>> START

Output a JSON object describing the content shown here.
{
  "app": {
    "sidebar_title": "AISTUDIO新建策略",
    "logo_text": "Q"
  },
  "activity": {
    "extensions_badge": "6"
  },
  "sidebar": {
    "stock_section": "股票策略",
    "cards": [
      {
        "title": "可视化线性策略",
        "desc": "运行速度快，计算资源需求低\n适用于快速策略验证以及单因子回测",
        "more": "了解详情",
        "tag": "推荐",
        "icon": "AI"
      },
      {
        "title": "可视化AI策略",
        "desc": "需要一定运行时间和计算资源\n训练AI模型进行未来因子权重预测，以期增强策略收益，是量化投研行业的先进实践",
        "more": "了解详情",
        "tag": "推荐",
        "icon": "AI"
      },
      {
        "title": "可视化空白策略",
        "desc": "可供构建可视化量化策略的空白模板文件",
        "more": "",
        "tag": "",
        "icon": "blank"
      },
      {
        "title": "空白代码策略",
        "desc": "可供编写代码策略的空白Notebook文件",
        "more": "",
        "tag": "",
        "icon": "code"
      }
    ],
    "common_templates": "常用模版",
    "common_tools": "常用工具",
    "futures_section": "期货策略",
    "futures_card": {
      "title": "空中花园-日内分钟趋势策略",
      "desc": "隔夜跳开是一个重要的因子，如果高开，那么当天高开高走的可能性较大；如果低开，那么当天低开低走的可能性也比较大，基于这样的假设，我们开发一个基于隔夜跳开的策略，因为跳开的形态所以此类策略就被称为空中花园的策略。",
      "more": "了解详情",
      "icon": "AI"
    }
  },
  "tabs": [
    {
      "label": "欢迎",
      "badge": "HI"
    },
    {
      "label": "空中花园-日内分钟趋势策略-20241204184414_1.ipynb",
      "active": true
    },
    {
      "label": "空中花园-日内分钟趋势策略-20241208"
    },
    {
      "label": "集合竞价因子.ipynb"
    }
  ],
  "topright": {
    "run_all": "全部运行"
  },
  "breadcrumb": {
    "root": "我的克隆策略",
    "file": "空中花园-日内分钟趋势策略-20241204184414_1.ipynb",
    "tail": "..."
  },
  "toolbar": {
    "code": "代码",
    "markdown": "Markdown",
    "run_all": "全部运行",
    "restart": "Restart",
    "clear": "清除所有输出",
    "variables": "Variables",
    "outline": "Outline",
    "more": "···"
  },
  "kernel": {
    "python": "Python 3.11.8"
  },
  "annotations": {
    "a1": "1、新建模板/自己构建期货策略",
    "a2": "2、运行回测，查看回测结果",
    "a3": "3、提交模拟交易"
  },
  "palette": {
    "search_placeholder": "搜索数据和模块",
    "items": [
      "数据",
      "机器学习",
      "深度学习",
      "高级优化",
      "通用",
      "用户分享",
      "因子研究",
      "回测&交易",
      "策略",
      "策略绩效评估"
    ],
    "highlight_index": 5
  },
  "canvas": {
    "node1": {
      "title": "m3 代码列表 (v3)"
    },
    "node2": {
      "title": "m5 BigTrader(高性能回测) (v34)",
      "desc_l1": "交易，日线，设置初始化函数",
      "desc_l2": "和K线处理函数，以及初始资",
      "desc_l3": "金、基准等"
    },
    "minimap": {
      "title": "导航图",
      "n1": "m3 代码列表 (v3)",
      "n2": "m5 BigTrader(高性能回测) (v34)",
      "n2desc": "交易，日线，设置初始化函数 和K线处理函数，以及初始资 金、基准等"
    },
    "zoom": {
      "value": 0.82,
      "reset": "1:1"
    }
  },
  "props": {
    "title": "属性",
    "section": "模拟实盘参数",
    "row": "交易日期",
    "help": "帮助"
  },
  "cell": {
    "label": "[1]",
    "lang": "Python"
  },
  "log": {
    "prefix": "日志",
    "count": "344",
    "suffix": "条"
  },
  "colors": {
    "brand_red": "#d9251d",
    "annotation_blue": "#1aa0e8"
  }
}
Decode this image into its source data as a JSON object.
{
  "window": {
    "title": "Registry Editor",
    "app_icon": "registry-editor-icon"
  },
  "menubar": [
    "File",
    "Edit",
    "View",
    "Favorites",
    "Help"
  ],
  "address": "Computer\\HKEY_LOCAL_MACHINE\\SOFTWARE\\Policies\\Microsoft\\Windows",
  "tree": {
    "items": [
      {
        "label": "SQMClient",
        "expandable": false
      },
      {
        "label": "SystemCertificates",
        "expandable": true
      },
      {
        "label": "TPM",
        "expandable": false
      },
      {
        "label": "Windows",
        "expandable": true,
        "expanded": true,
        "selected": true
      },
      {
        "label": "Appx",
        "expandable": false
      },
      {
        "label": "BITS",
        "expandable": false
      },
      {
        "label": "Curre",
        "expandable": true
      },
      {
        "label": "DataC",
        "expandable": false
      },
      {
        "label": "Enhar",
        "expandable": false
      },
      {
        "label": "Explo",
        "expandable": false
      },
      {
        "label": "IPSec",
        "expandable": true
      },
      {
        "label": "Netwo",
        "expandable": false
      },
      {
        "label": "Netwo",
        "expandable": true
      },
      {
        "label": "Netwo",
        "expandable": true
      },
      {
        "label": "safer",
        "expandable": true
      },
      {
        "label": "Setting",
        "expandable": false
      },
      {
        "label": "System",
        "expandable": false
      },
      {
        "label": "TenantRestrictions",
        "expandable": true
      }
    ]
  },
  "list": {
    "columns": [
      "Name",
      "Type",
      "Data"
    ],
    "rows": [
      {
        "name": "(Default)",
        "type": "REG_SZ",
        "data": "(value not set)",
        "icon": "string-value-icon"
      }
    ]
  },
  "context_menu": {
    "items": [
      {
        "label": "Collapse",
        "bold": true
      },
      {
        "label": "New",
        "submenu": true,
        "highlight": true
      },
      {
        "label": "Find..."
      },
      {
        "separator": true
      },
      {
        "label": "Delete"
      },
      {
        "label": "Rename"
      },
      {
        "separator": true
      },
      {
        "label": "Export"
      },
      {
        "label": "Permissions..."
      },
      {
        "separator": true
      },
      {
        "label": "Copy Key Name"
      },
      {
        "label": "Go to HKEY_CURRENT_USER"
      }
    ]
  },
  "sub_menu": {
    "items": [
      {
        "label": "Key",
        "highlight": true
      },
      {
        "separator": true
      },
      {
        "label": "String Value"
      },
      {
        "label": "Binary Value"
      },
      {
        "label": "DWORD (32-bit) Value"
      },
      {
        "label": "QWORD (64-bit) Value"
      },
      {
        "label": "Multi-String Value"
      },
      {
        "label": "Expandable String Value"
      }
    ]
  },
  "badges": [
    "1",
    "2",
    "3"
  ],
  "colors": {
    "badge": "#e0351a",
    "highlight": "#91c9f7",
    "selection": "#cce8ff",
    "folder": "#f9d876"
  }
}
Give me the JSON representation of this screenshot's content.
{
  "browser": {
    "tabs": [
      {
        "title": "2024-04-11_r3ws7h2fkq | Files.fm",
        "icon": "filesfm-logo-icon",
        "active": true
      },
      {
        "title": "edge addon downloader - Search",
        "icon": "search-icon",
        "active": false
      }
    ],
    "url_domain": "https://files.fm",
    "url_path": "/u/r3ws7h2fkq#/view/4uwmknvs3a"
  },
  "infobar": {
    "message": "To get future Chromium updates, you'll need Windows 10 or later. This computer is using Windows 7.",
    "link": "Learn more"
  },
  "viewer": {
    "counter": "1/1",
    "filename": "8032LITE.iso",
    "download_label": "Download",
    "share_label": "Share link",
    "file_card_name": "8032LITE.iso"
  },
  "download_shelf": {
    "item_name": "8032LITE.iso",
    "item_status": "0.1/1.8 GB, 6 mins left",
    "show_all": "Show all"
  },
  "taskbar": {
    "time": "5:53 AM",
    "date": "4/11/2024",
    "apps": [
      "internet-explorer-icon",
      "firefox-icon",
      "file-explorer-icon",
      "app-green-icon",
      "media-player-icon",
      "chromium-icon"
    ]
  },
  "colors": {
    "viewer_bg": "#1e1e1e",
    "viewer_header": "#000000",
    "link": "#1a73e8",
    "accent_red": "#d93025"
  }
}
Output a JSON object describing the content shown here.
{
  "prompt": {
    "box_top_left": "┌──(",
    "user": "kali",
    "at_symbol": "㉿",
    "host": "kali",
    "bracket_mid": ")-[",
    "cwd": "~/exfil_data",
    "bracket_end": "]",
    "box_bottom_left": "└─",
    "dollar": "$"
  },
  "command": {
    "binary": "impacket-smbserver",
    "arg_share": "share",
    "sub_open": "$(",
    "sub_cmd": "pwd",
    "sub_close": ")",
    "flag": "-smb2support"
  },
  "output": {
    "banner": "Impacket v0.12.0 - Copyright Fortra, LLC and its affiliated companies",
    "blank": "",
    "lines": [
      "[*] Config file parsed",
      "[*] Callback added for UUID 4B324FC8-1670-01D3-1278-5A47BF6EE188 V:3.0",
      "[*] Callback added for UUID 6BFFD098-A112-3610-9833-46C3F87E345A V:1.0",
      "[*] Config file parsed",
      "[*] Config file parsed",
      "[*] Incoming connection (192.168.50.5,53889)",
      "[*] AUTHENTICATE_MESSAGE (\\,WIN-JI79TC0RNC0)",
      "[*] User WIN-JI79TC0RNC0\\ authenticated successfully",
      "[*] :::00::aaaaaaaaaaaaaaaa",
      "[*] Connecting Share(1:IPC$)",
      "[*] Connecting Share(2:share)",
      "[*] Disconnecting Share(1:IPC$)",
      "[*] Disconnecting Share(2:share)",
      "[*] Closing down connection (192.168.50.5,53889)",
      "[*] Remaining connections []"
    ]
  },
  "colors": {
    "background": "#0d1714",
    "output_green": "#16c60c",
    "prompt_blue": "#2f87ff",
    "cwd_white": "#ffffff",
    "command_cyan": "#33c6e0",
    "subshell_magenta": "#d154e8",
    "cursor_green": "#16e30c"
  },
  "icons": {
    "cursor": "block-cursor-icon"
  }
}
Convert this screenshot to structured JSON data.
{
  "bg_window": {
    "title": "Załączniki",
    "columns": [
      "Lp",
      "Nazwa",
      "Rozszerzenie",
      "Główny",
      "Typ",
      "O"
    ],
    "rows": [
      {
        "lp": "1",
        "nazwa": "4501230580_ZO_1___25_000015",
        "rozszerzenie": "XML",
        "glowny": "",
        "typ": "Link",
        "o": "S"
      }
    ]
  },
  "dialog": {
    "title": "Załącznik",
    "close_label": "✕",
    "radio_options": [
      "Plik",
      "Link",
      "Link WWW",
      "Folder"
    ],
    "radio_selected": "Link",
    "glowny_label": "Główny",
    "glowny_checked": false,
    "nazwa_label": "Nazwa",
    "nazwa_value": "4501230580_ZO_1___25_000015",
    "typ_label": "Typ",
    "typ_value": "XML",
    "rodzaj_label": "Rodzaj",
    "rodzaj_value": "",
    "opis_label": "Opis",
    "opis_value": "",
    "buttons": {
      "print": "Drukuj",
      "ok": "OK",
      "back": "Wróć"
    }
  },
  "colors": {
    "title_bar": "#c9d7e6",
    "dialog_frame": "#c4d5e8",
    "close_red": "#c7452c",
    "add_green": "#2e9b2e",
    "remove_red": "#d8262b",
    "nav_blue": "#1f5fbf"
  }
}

>> END

» EXERCISE DETAILS:
Find every line containing the word "UUID", then give the total and nothing more.

» SOLUTION FOR THIS TASK:
2